Brief:
Where a line below holds the string "Seoul", that line goes into the answer.

Supplied information:
——

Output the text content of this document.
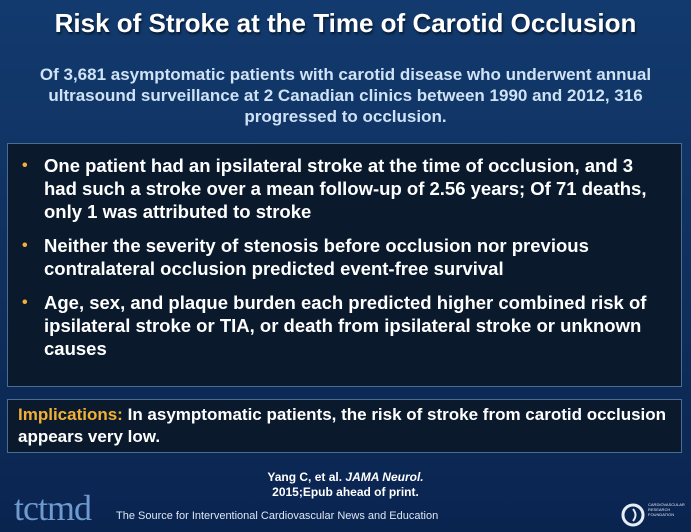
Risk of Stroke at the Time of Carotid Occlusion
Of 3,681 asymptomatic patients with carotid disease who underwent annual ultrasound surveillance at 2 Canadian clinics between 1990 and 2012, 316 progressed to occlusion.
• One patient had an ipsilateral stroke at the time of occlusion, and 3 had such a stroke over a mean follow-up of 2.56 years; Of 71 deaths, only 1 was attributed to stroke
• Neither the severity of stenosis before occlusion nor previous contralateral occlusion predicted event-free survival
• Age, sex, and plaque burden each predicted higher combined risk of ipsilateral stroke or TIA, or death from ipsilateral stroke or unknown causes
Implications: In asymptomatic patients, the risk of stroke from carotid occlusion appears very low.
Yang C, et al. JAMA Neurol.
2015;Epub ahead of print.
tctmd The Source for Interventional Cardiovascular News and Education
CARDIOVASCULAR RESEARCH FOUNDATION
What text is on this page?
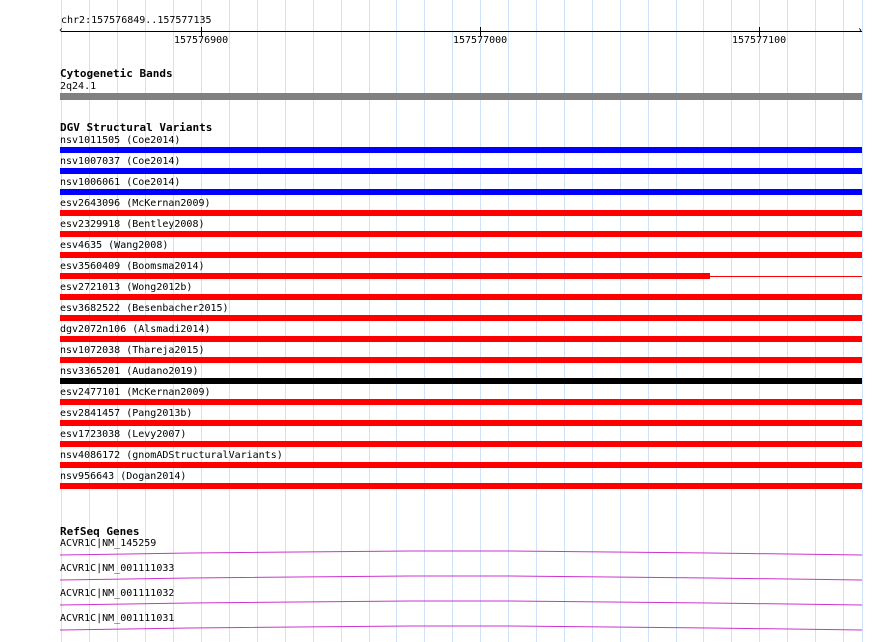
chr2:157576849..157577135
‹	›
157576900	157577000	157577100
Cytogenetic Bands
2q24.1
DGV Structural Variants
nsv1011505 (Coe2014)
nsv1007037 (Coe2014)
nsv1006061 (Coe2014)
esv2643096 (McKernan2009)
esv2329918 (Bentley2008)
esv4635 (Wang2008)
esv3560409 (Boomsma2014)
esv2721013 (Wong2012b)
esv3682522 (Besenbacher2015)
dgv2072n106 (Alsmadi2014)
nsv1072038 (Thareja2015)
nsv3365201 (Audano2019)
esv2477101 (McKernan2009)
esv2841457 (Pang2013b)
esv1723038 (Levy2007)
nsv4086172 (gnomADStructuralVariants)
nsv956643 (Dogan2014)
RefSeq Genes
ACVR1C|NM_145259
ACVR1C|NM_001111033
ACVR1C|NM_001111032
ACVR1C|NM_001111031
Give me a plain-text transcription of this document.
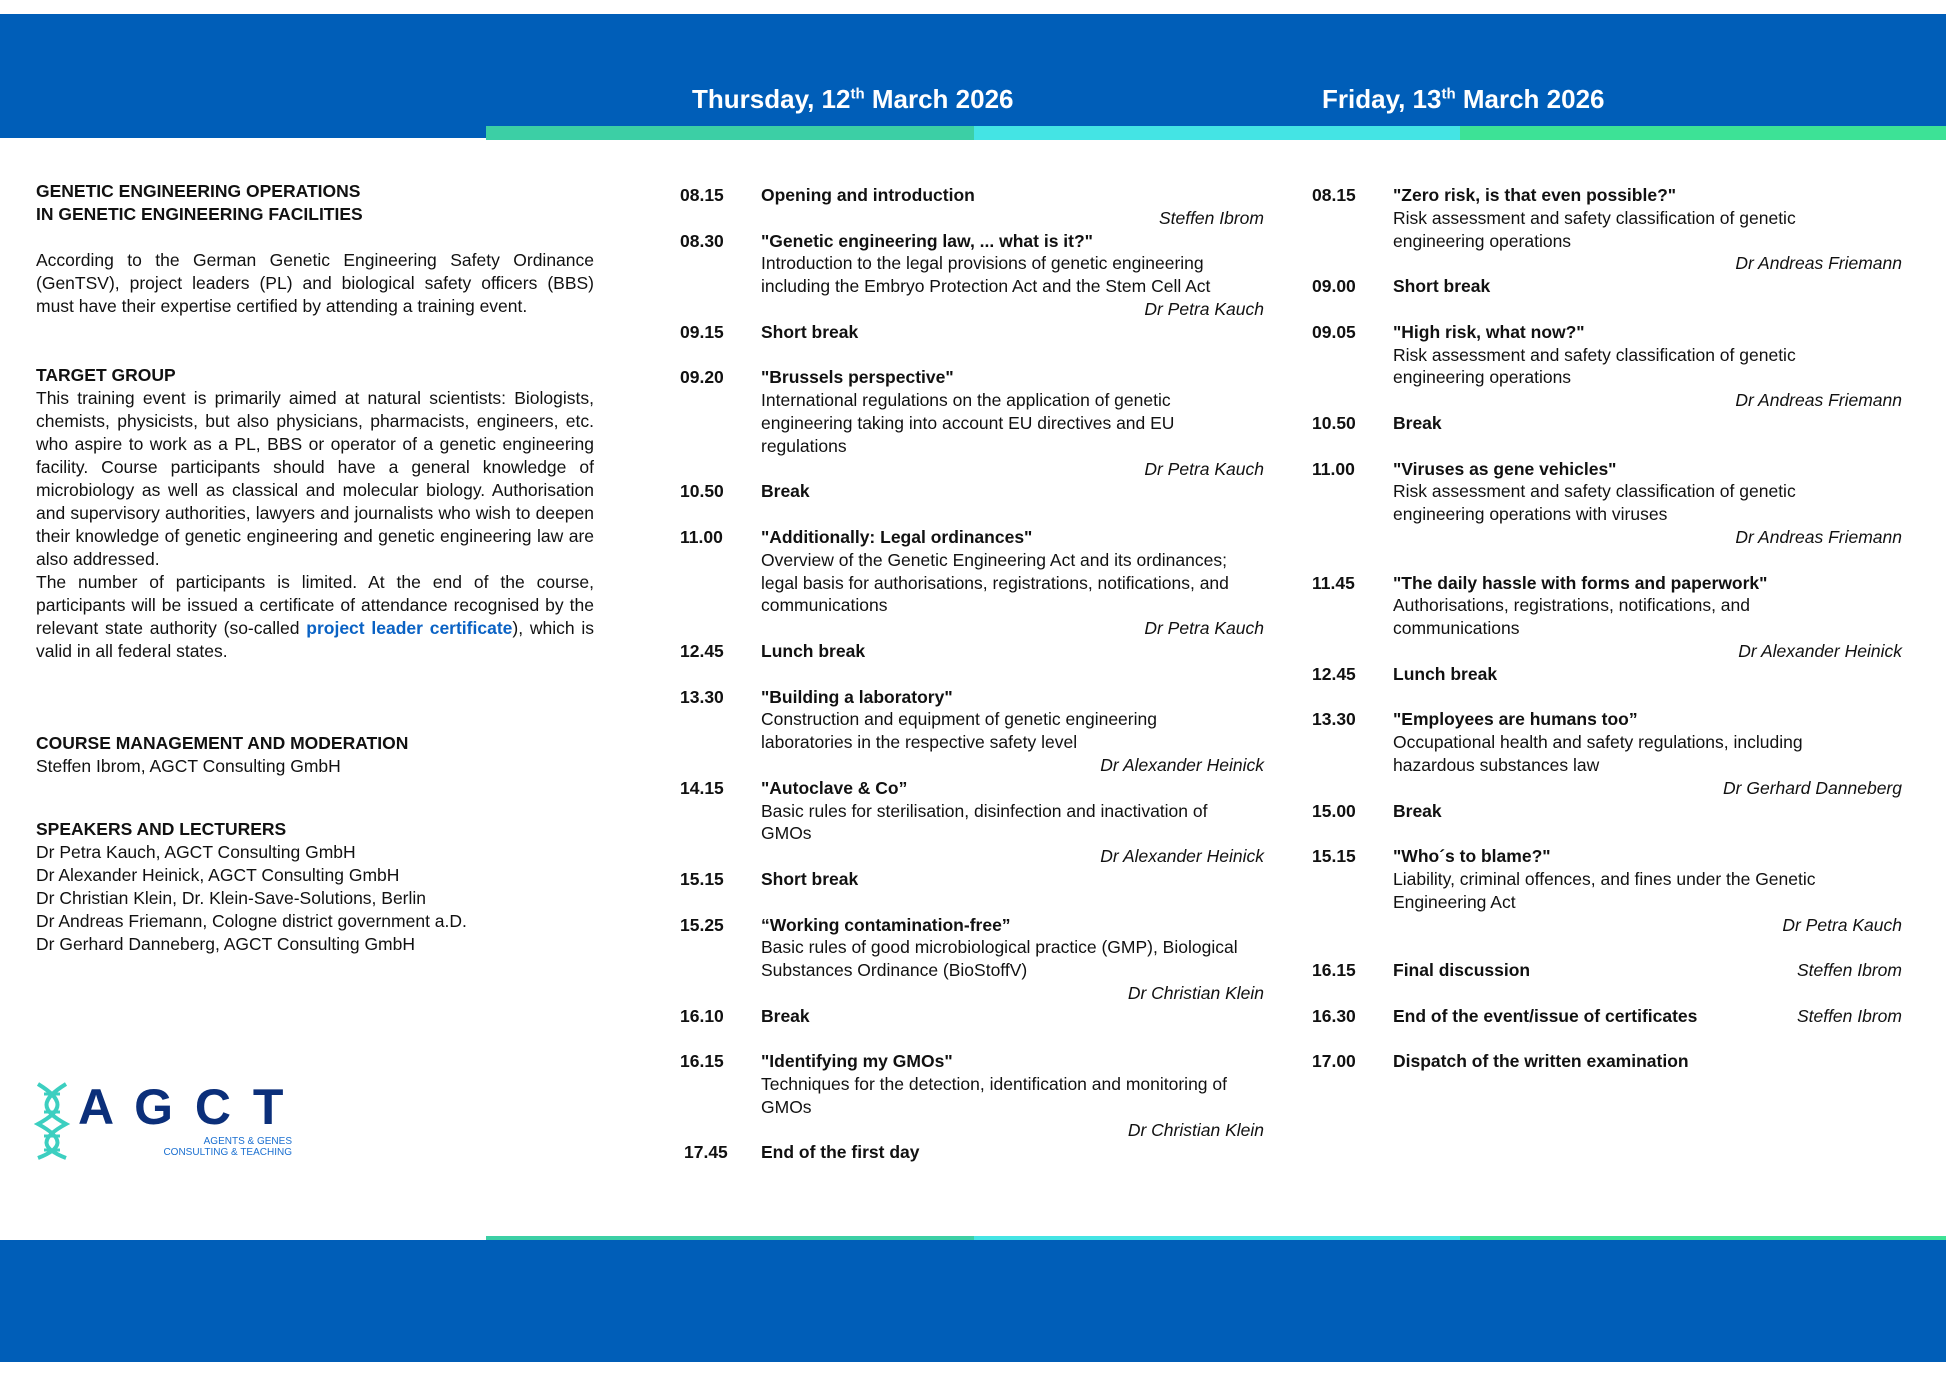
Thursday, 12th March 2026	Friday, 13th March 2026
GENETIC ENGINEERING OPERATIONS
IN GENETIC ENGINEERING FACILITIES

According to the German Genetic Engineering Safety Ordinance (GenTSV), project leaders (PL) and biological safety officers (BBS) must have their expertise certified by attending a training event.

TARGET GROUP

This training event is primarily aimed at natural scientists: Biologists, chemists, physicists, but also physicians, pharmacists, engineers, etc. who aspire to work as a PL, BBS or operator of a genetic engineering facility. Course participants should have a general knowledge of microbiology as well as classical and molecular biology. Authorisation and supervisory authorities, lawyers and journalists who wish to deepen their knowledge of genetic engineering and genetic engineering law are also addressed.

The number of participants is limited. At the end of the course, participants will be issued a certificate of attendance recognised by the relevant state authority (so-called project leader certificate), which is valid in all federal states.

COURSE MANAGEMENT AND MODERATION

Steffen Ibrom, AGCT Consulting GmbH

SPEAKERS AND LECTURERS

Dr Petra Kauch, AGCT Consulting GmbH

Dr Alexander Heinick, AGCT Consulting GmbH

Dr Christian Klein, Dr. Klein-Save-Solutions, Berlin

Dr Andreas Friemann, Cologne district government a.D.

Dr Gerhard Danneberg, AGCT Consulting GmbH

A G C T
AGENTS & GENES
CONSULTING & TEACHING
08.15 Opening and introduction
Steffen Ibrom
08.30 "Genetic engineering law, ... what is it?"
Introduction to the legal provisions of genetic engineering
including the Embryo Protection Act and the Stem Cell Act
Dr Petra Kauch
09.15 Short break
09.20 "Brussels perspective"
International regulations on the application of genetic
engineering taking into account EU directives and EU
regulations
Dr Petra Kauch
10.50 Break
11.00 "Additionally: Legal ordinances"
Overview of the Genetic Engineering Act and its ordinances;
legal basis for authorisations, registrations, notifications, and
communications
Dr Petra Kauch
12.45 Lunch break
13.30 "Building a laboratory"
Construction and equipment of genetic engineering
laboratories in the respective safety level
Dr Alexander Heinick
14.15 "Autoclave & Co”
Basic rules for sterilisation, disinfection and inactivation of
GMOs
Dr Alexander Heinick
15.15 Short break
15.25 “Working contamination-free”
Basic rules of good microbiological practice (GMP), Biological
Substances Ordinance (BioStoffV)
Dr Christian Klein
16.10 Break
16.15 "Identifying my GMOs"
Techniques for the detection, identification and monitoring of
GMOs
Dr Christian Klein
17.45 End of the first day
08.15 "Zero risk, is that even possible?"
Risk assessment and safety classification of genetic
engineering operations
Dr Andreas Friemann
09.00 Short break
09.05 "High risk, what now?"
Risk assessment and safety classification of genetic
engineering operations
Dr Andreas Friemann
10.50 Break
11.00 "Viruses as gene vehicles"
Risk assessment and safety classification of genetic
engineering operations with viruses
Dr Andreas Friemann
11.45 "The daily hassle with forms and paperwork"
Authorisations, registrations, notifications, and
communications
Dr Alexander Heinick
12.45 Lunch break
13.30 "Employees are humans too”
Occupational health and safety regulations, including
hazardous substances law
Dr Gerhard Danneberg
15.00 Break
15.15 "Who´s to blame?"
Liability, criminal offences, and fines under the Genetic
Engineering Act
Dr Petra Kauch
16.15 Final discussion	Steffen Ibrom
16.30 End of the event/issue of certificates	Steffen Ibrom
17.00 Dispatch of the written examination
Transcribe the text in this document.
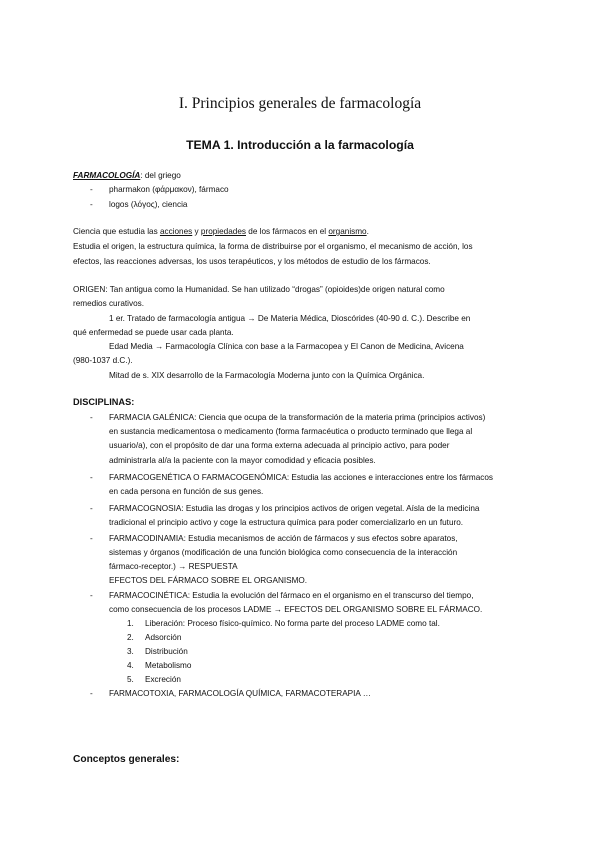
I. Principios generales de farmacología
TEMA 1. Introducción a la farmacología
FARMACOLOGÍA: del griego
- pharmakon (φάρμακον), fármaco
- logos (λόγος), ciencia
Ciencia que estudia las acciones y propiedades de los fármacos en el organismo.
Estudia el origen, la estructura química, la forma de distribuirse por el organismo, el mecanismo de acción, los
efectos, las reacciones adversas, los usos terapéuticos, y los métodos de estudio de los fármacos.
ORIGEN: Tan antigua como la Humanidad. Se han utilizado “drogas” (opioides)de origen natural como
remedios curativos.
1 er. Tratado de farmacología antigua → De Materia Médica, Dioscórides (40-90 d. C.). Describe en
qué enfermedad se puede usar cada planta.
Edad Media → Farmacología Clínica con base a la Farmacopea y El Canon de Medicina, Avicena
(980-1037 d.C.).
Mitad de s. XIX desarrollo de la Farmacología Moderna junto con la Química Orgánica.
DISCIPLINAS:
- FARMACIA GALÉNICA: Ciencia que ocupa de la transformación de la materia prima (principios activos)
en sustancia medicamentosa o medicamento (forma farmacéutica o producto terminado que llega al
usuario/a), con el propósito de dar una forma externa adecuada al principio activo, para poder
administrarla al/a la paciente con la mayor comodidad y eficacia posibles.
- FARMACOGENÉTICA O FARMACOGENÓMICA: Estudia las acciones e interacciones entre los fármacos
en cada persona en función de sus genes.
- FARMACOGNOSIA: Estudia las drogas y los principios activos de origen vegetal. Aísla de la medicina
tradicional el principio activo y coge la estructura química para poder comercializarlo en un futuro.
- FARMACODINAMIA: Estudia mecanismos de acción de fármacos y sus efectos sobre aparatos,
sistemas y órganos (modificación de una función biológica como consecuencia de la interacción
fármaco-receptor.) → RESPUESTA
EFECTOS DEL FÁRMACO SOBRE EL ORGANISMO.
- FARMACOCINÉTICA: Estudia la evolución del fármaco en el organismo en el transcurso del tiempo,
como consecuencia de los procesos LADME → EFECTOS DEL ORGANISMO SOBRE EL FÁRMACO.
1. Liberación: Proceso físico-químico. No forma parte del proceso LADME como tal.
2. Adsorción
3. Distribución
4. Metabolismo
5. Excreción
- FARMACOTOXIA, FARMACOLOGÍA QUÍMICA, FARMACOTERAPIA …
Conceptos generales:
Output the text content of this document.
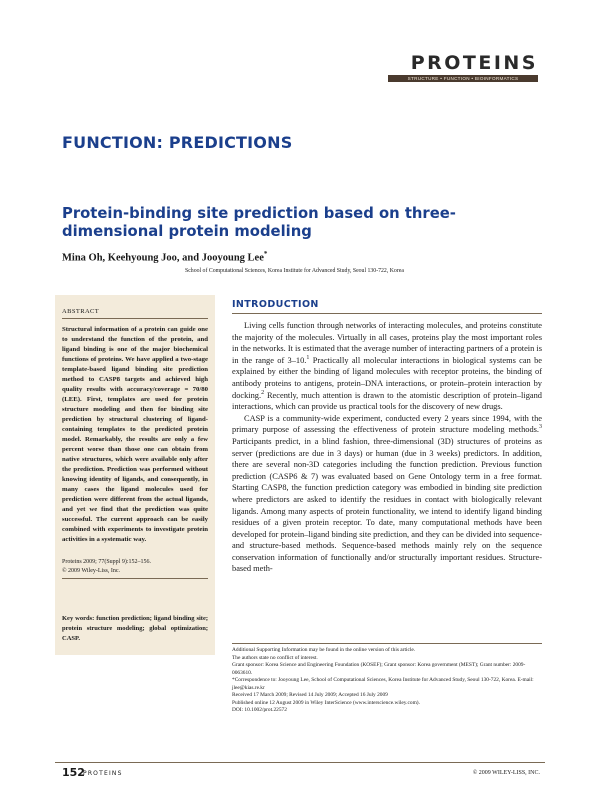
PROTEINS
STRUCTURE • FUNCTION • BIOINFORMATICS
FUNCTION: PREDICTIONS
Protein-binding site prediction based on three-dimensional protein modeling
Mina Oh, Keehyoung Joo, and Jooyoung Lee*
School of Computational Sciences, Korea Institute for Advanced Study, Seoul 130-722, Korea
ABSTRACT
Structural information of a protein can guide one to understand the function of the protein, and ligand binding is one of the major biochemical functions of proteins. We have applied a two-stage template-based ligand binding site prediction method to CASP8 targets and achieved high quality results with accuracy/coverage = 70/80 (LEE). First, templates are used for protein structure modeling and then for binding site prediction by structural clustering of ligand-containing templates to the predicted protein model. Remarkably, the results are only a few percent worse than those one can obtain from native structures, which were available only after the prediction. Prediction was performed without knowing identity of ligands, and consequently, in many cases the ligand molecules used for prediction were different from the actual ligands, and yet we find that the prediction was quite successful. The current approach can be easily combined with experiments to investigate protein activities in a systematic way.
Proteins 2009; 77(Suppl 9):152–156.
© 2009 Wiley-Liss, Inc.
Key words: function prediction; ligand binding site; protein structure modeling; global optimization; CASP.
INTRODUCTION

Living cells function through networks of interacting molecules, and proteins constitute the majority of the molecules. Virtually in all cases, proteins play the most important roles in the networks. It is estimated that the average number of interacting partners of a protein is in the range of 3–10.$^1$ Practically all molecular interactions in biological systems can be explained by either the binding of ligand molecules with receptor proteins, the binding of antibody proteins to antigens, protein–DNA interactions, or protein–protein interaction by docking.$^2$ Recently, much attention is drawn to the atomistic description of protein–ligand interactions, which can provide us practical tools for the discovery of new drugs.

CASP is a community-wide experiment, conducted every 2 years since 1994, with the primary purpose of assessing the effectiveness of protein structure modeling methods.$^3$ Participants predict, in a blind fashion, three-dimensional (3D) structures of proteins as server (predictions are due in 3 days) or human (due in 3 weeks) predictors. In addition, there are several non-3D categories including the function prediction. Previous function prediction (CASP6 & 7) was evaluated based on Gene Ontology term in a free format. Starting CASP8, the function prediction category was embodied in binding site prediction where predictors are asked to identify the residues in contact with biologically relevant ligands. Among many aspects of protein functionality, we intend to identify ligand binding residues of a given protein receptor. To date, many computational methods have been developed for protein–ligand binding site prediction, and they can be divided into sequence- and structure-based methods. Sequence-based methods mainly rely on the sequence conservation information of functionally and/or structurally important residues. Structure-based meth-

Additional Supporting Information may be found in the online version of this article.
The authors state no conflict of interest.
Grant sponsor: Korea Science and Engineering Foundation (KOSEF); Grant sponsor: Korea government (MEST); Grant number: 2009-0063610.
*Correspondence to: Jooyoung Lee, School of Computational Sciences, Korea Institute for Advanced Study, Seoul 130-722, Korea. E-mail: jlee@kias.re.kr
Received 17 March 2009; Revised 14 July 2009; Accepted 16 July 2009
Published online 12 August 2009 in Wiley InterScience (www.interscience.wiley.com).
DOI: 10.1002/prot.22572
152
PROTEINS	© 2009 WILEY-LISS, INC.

——

Result of the exercise:
School of Computational Sciences, Korea Institute for Advanced Study, Seoul 130-722, Korea
*Correspondence to: Jooyoung Lee, School of Computational Sciences, Korea Institute for Advanced Study, Seoul 130-722, Korea. E-mail: jlee@kias.re.kr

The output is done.